EXERCISE DESCRIPTION: Copy out, character for character, every line of the listing from the one containing "362, 1181, 409]" through the last line, including both ends.

DATA ENTRIES:
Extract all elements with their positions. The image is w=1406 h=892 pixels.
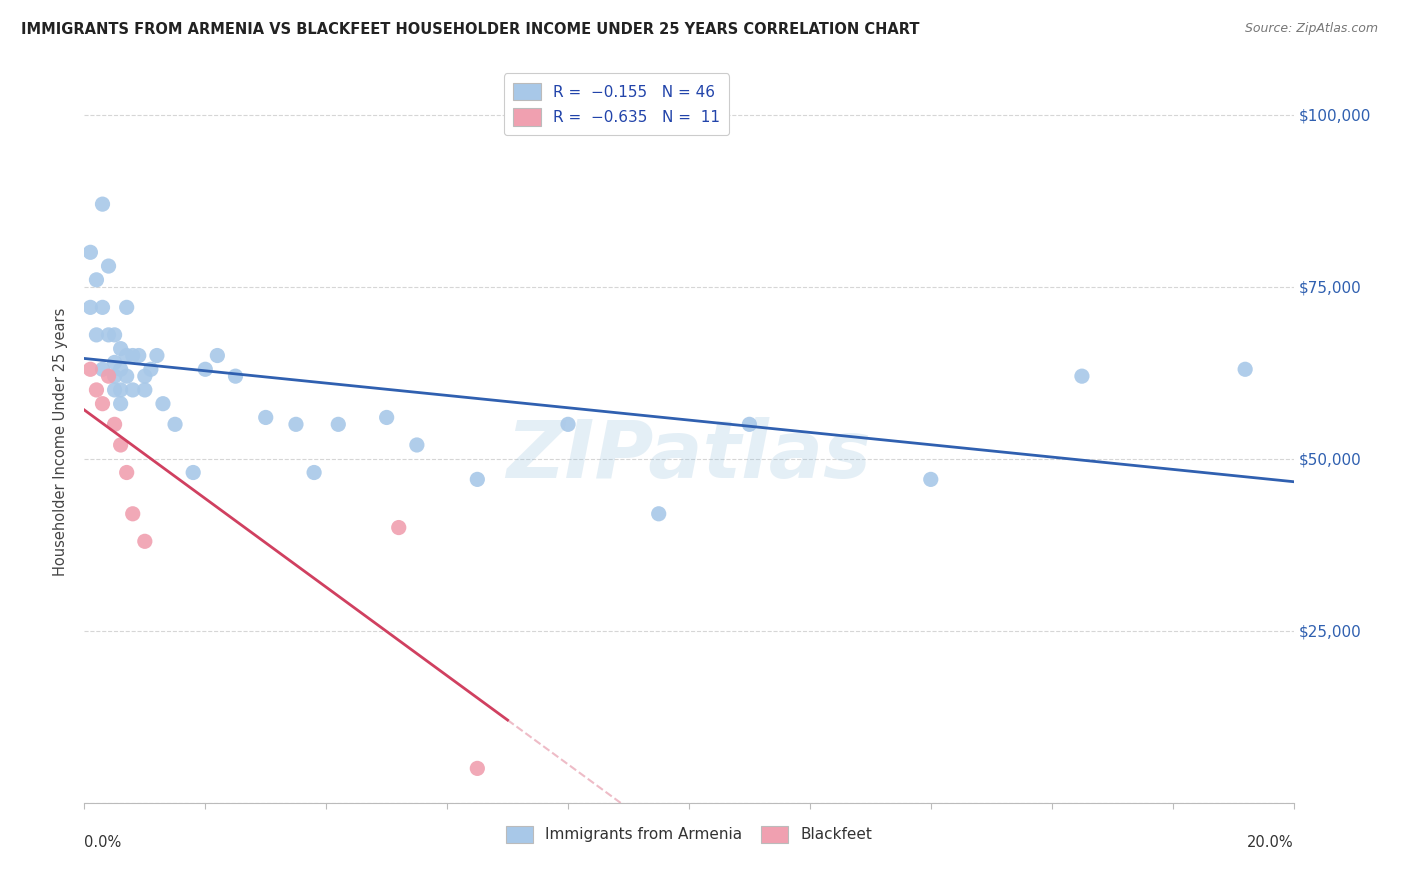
Point <box>86 273 108 287</box>
Point <box>920 472 942 486</box>
Point <box>115 466 138 480</box>
Point <box>134 383 156 397</box>
Point <box>121 383 143 397</box>
Point <box>79 301 101 315</box>
Point <box>467 472 489 486</box>
Text: Source: ZipAtlas.com: Source: ZipAtlas.com <box>1244 22 1378 36</box>
Point <box>128 349 150 363</box>
Point <box>648 507 671 521</box>
Point <box>254 410 277 425</box>
Point <box>406 438 429 452</box>
Point <box>86 327 108 342</box>
Point <box>139 362 162 376</box>
Point <box>152 397 174 411</box>
Point <box>104 383 127 397</box>
Point <box>110 397 132 411</box>
Point <box>115 301 138 315</box>
Point <box>328 417 350 432</box>
Point <box>121 349 143 363</box>
Point <box>91 197 114 211</box>
Point <box>207 349 229 363</box>
Y-axis label: Householder Income Under 25 years: Householder Income Under 25 years <box>53 308 69 575</box>
Text: 0.0%: 0.0% <box>84 835 121 850</box>
Point <box>285 417 308 432</box>
Text: IMMIGRANTS FROM ARMENIA VS BLACKFEET HOUSEHOLDER INCOME UNDER 25 YEARS CORRELATI: IMMIGRANTS FROM ARMENIA VS BLACKFEET HOU… <box>21 22 920 37</box>
Point <box>194 362 217 376</box>
Point <box>91 362 114 376</box>
Legend: Immigrants from Armenia, Blackfeet: Immigrants from Armenia, Blackfeet <box>499 820 879 849</box>
Point <box>146 349 169 363</box>
Point <box>110 383 132 397</box>
Point <box>97 369 120 384</box>
Point <box>91 301 114 315</box>
Point <box>110 362 132 376</box>
Text: ZIPatlas: ZIPatlas <box>506 417 872 495</box>
Point <box>302 466 325 480</box>
Point <box>91 397 114 411</box>
Point <box>375 410 398 425</box>
Point <box>97 327 120 342</box>
Point <box>104 369 127 384</box>
Point <box>467 761 489 775</box>
Point <box>110 438 132 452</box>
Text: 20.0%: 20.0% <box>1247 835 1294 850</box>
Point <box>134 369 156 384</box>
Point <box>115 349 138 363</box>
Point <box>225 369 247 384</box>
Point <box>181 466 204 480</box>
Point <box>738 417 761 432</box>
Point <box>104 327 127 342</box>
Point <box>79 245 101 260</box>
Point <box>1234 362 1257 376</box>
Point <box>104 417 127 432</box>
Point <box>110 342 132 356</box>
Point <box>1071 369 1094 384</box>
Point <box>97 259 120 273</box>
Point <box>165 417 187 432</box>
Point <box>104 355 127 369</box>
Point <box>115 369 138 384</box>
Point <box>388 520 411 534</box>
Point <box>121 507 143 521</box>
Point <box>134 534 156 549</box>
Point <box>79 362 101 376</box>
Point <box>557 417 579 432</box>
Point <box>86 383 108 397</box>
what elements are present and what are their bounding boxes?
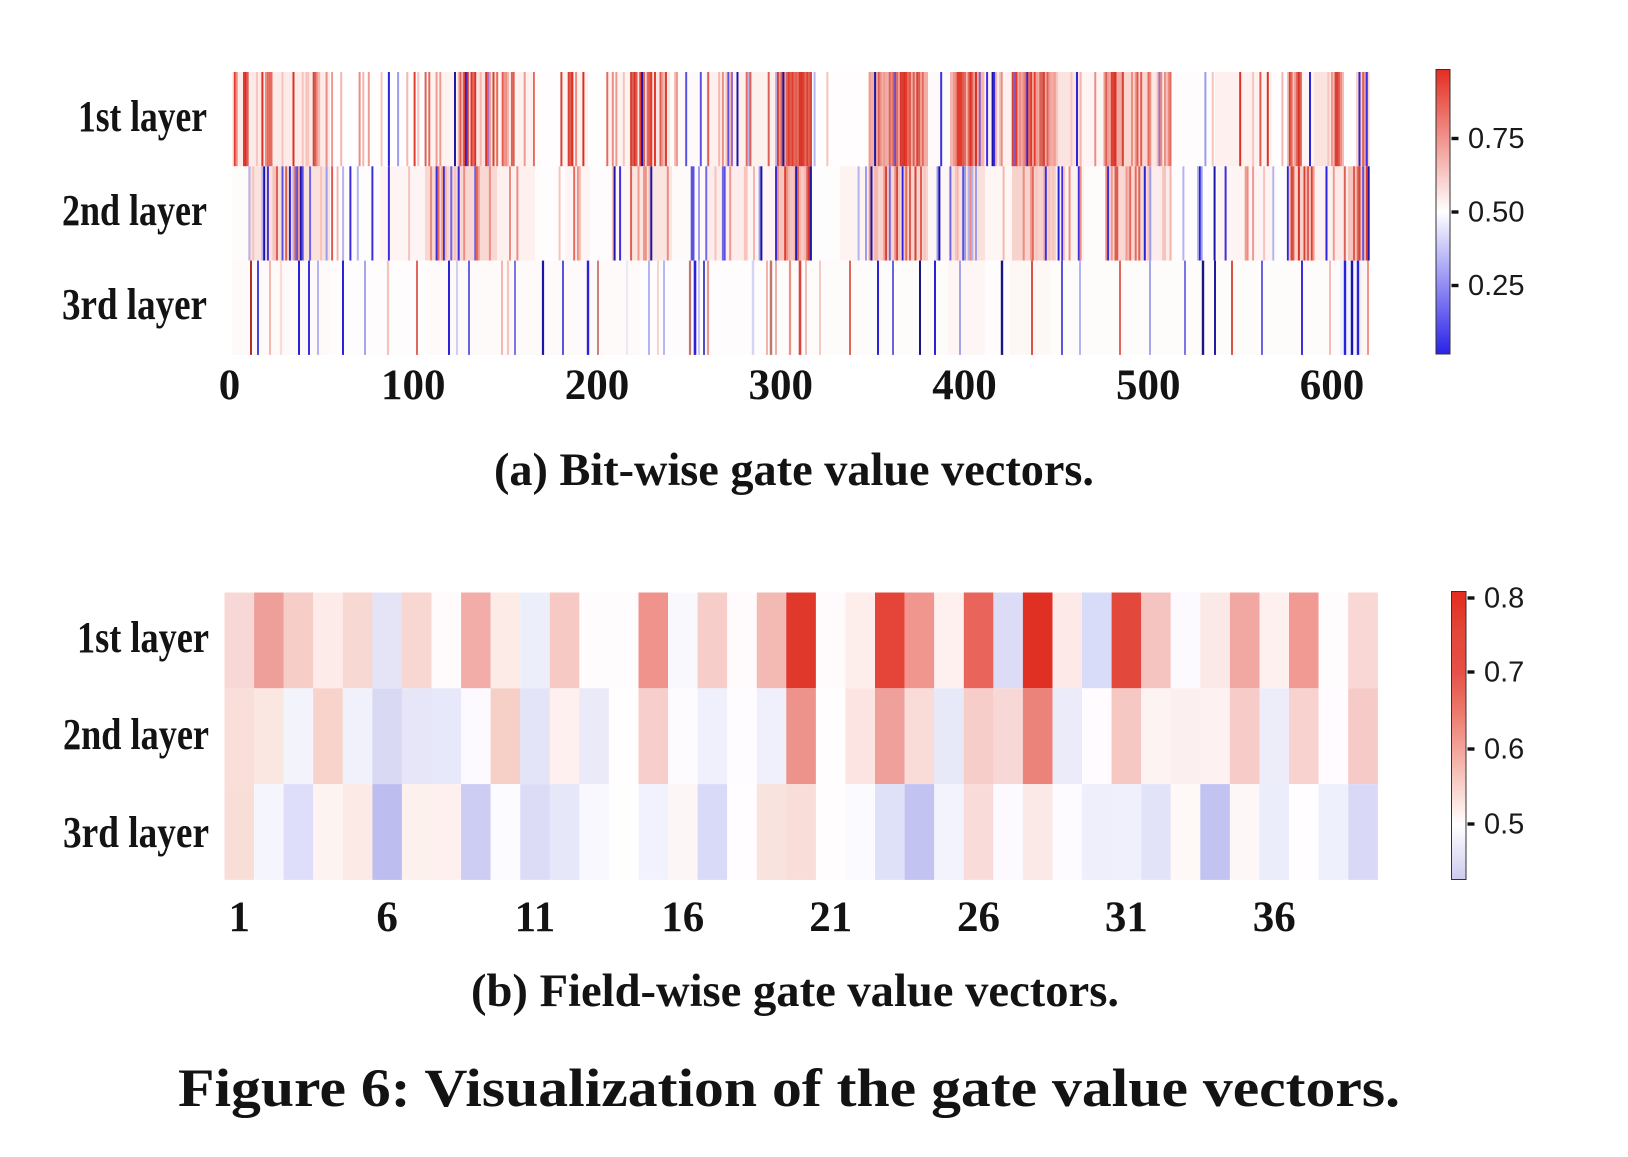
svg-text:500: 500	[1116, 362, 1181, 409]
svg-text:1st layer: 1st layer	[77, 613, 209, 662]
svg-text:600: 600	[1300, 362, 1365, 409]
svg-text:6: 6	[376, 894, 398, 941]
svg-text:0.8: 0.8	[1484, 583, 1524, 615]
svg-text:2nd layer: 2nd layer	[62, 186, 207, 235]
svg-text:0: 0	[219, 362, 241, 409]
svg-text:11: 11	[515, 894, 556, 941]
svg-text:31: 31	[1105, 894, 1148, 941]
svg-text:0.25: 0.25	[1468, 270, 1524, 302]
svg-text:0.6: 0.6	[1484, 734, 1524, 766]
svg-text:1: 1	[229, 894, 251, 941]
svg-text:21: 21	[809, 894, 852, 941]
svg-text:0.75: 0.75	[1468, 123, 1524, 155]
svg-text:3rd layer: 3rd layer	[62, 280, 207, 329]
svg-text:100: 100	[381, 362, 446, 409]
svg-text:Figure 6: Visualization of the: Figure 6: Visualization of the gate valu…	[178, 1058, 1400, 1118]
svg-text:26: 26	[957, 894, 1000, 941]
svg-text:(a) Bit-wise gate value vector: (a) Bit-wise gate value vectors.	[494, 444, 1094, 496]
svg-text:0.7: 0.7	[1484, 657, 1524, 689]
svg-text:1st layer: 1st layer	[78, 92, 207, 141]
svg-text:400: 400	[932, 362, 997, 409]
svg-text:16: 16	[661, 894, 704, 941]
svg-text:36: 36	[1253, 894, 1296, 941]
svg-text:3rd layer: 3rd layer	[63, 808, 209, 857]
svg-text:2nd layer: 2nd layer	[63, 710, 209, 759]
svg-text:200: 200	[565, 362, 630, 409]
svg-text:300: 300	[749, 362, 814, 409]
svg-text:(b) Field-wise gate value vect: (b) Field-wise gate value vectors.	[471, 965, 1119, 1017]
svg-text:0.5: 0.5	[1484, 809, 1524, 841]
svg-text:0.50: 0.50	[1468, 197, 1524, 229]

RESULT:
svg-text:500: 500	[1116, 362, 1181, 409]
svg-text:1st layer: 1st layer	[77, 613, 209, 662]
svg-text:600: 600	[1300, 362, 1365, 409]
svg-text:6: 6	[376, 894, 398, 941]
svg-text:0.8: 0.8	[1484, 583, 1524, 615]
svg-text:2nd layer: 2nd layer	[62, 186, 207, 235]
svg-text:0: 0	[219, 362, 241, 409]
svg-text:11: 11	[515, 894, 556, 941]
svg-text:31: 31	[1105, 894, 1148, 941]
svg-text:0.25: 0.25	[1468, 270, 1524, 302]
svg-text:0.6: 0.6	[1484, 734, 1524, 766]
svg-text:1: 1	[229, 894, 251, 941]
svg-text:21: 21	[809, 894, 852, 941]
svg-text:0.75: 0.75	[1468, 123, 1524, 155]
svg-text:3rd layer: 3rd layer	[62, 280, 207, 329]
svg-text:100: 100	[381, 362, 446, 409]
svg-text:Figure 6: Visualization of the: Figure 6: Visualization of the gate valu…	[178, 1058, 1400, 1118]
svg-text:26: 26	[957, 894, 1000, 941]
svg-text:(a) Bit-wise gate value vector: (a) Bit-wise gate value vectors.	[494, 444, 1094, 496]
svg-text:0.7: 0.7	[1484, 657, 1524, 689]
svg-text:1st layer: 1st layer	[78, 92, 207, 141]
svg-text:400: 400	[932, 362, 997, 409]
svg-text:16: 16	[661, 894, 704, 941]
svg-text:36: 36	[1253, 894, 1296, 941]
svg-text:3rd layer: 3rd layer	[63, 808, 209, 857]
svg-text:2nd layer: 2nd layer	[63, 710, 209, 759]
svg-text:200: 200	[565, 362, 630, 409]
svg-text:300: 300	[749, 362, 814, 409]
svg-text:(b) Field-wise gate value vect: (b) Field-wise gate value vectors.	[471, 965, 1119, 1017]
svg-text:0.5: 0.5	[1484, 809, 1524, 841]
svg-text:0.50: 0.50	[1468, 197, 1524, 229]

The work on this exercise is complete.